Extract, exactly and without pictures, every line from the one that includes "Transcribe the text in this document." through the final line of the material below.
- - -
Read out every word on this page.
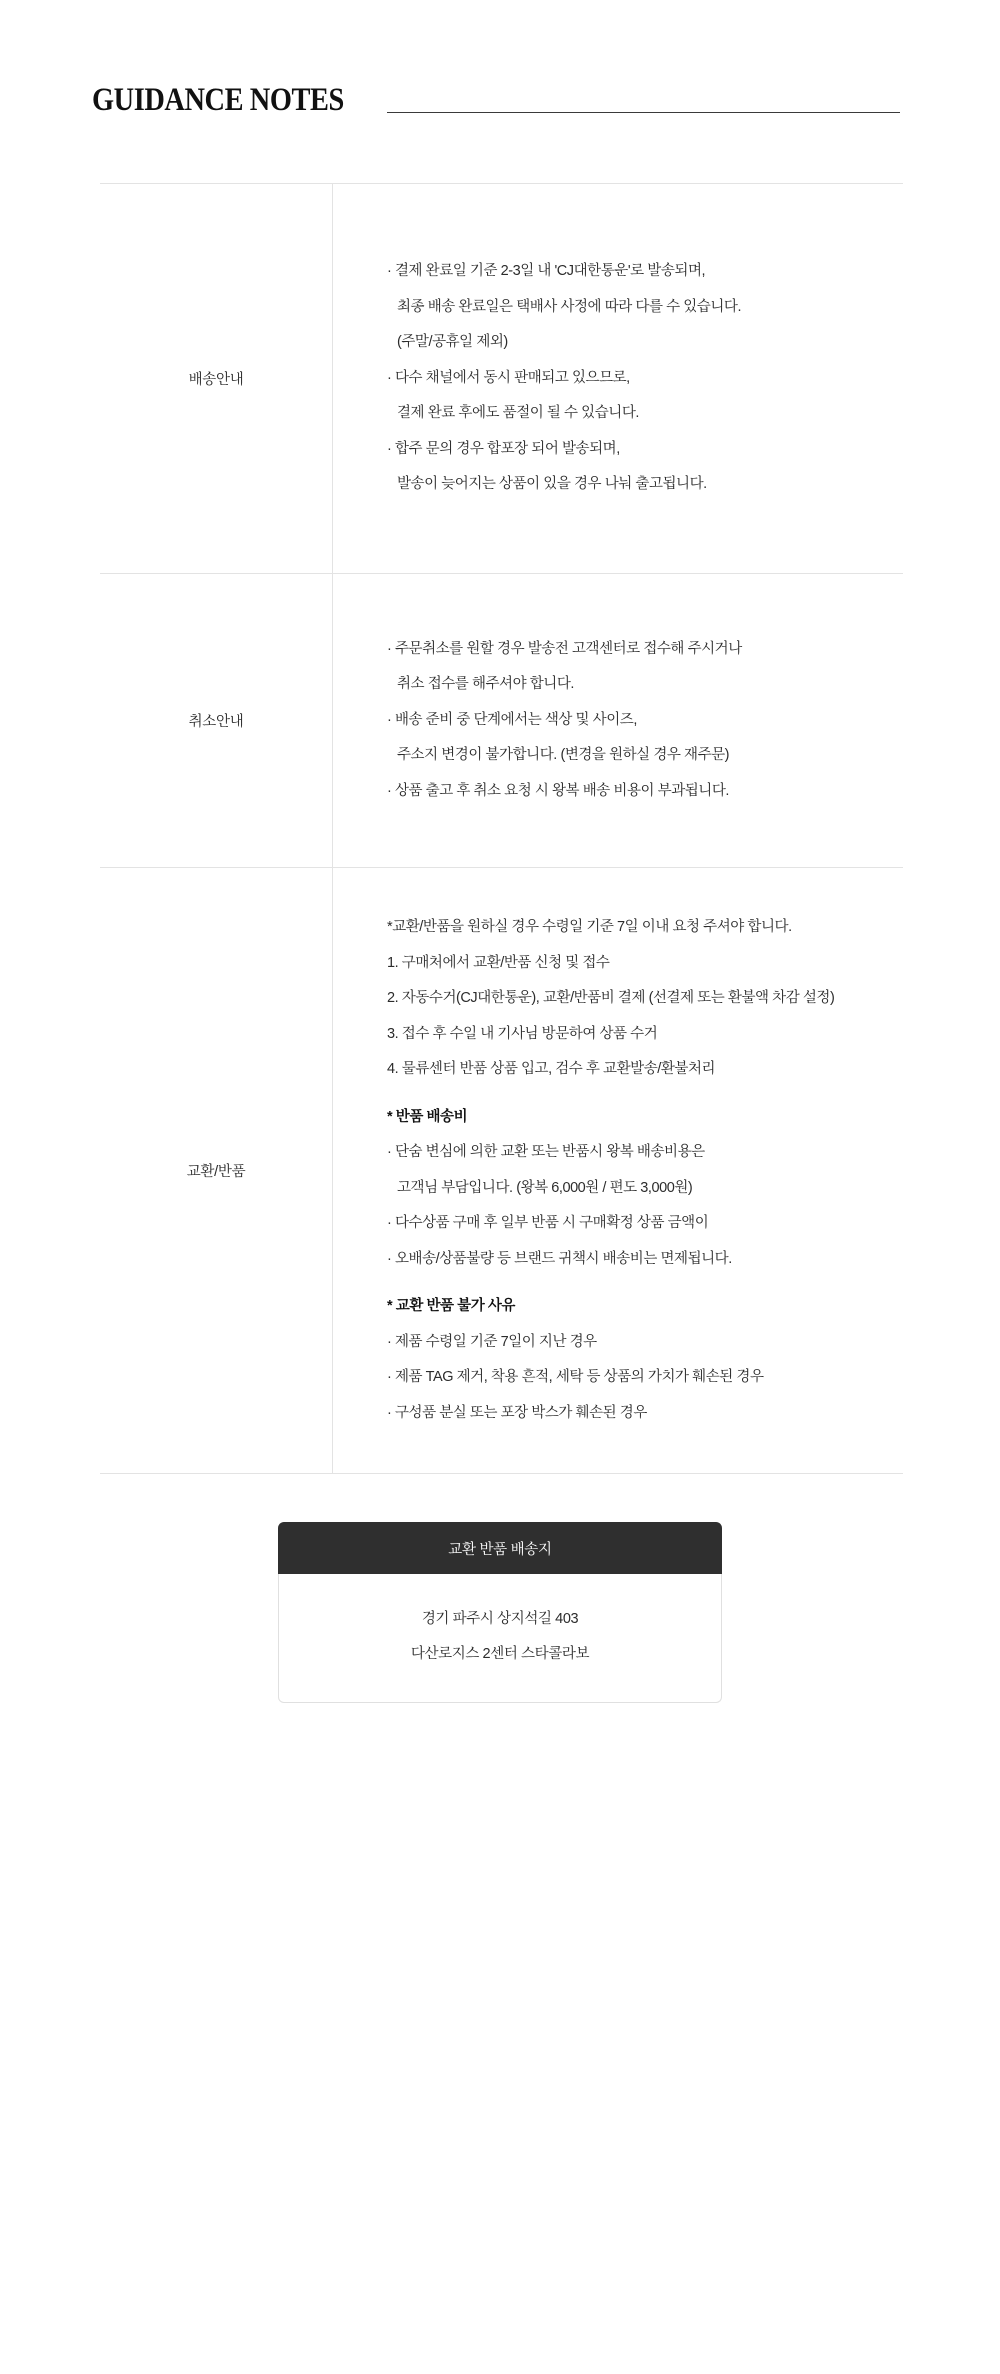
GUIDANCE NOTES
배송안내
· 결제 완료일 기준 2-3일 내 'CJ대한통운'로 발송되며,
최종 배송 완료일은 택배사 사정에 따라 다를 수 있습니다.
(주말/공휴일 제외)
· 다수 채널에서 동시 판매되고 있으므로,
결제 완료 후에도 품절이 될 수 있습니다.
· 합주 문의 경우 합포장 되어 발송되며,
발송이 늦어지는 상품이 있을 경우 나눠 출고됩니다.
취소안내
· 주문취소를 원할 경우 발송전 고객센터로 접수해 주시거나
취소 접수를 해주셔야 합니다.
· 배송 준비 중 단계에서는 색상 및 사이즈,
주소지 변경이 불가합니다. (변경을 원하실 경우 재주문)
· 상품 출고 후 취소 요청 시 왕복 배송 비용이 부과됩니다.
교환/반품
*교환/반품을 원하실 경우 수령일 기준 7일 이내 요청 주셔야 합니다.
1. 구매처에서 교환/반품 신청 및 접수
2. 자동수거(CJ대한통운), 교환/반품비 결제 (선결제 또는 환불액 차감 설정)
3. 접수 후 수일 내 기사님 방문하여 상품 수거
4. 물류센터 반품 상품 입고, 검수 후 교환발송/환불처리
* 반품 배송비
· 단숨 변심에 의한 교환 또는 반품시 왕복 배송비용은
고객님 부담입니다. (왕복 6,000원 / 편도 3,000원)
· 다수상품 구매 후 일부 반품 시 구매확정 상품 금액이
· 오배송/상품불량 등 브랜드 귀책시 배송비는 면제됩니다.
* 교환 반품 불가 사유
· 제품 수령일 기준 7일이 지난 경우
· 제품 TAG 제거, 착용 흔적, 세탁 등 상품의 가치가 훼손된 경우
· 구성품 분실 또는 포장 박스가 훼손된 경우
교환 반품 배송지
경기 파주시 상지석길 403
다산로지스 2센터 스타콜라보
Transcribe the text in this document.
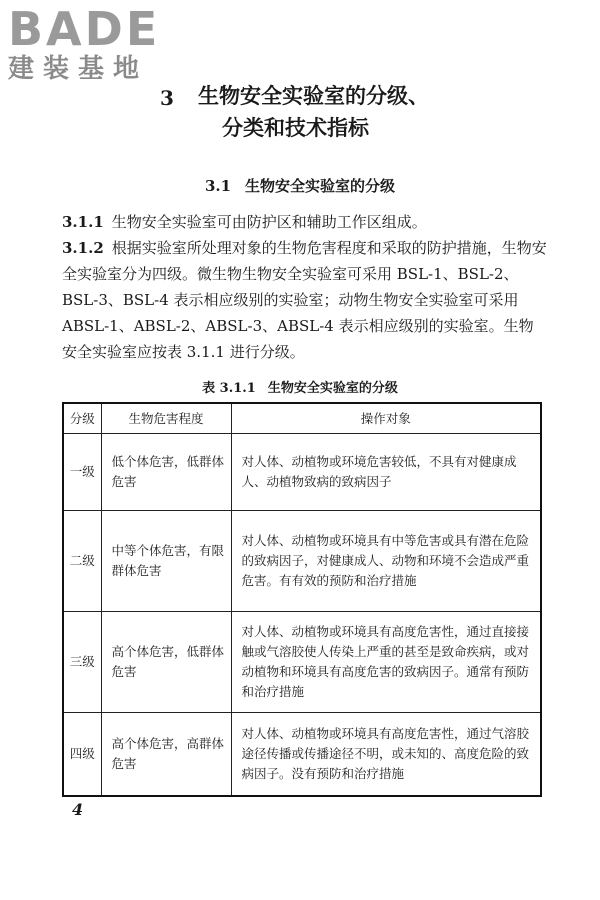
BADE
建装基地
3 生物安全实验室的分级、
分类和技术指标
3.1 生物安全实验室的分级
3.1.1 生物安全实验室可由防护区和辅助工作区组成。
3.1.2 根据实验室所处理对象的生物危害程度和采取的防护措施，生物安全实验室分为四级。微生物生物安全实验室可采用 BSL-1、BSL-2、BSL-3、BSL-4 表示相应级别的实验室；动物生物安全实验室可采用 ABSL-1、ABSL-2、ABSL-3、ABSL-4 表示相应级别的实验室。生物安全实验室应按表 3.1.1 进行分级。
表 3.1.1 生物安全实验室的分级
分级	生物危害程度	操作对象
一级	低个体危害，低群体危害	对人体、动植物或环境危害较低，不具有对健康成人、动植物致病的致病因子
二级	中等个体危害，有限群体危害	对人体、动植物或环境具有中等危害或具有潜在危险的致病因子，对健康成人、动物和环境不会造成严重危害。有有效的预防和治疗措施
三级	高个体危害，低群体危害	对人体、动植物或环境具有高度危害性，通过直接接触或气溶胶使人传染上严重的甚至是致命疾病，或对动植物和环境具有高度危害的致病因子。通常有预防和治疗措施
四级	高个体危害，高群体危害	对人体、动植物或环境具有高度危害性，通过气溶胶途径传播或传播途径不明，或未知的、高度危险的致病因子。没有预防和治疗措施
4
- - -
• Exercise result:
Transcribe the text in this document.
BADE
建装基地
3 生物安全实验室的分级、
分类和技术指标
3.1 生物安全实验室的分级
3.1.1 生物安全实验室可由防护区和辅助工作区组成。
3.1.2 根据实验室所处理对象的生物危害程度和采取的防护措施，生物安全实验室分为四级。微生物生物安全实验室可采用 BSL-1、BSL-2、BSL-3、BSL-4 表示相应级别的实验室；动物生物安全实验室可采用 ABSL-1、ABSL-2、ABSL-3、ABSL-4 表示相应级别的实验室。生物安全实验室应按表 3.1.1 进行分级。
表 3.1.1 生物安全实验室的分级
分级	生物危害程度	操作对象
一级	低个体危害，低群体危害	对人体、动植物或环境危害较低，不具有对健康成人、动植物致病的致病因子
二级	中等个体危害，有限群体危害	对人体、动植物或环境具有中等危害或具有潜在危险的致病因子，对健康成人、动物和环境不会造成严重危害。有有效的预防和治疗措施
三级	高个体危害，低群体危害	对人体、动植物或环境具有高度危害性，通过直接接触或气溶胶使人传染上严重的甚至是致命疾病，或对动植物和环境具有高度危害的致病因子。通常有预防和治疗措施
四级	高个体危害，高群体危害	对人体、动植物或环境具有高度危害性，通过气溶胶途径传播或传播途径不明，或未知的、高度危险的致病因子。没有预防和治疗措施
4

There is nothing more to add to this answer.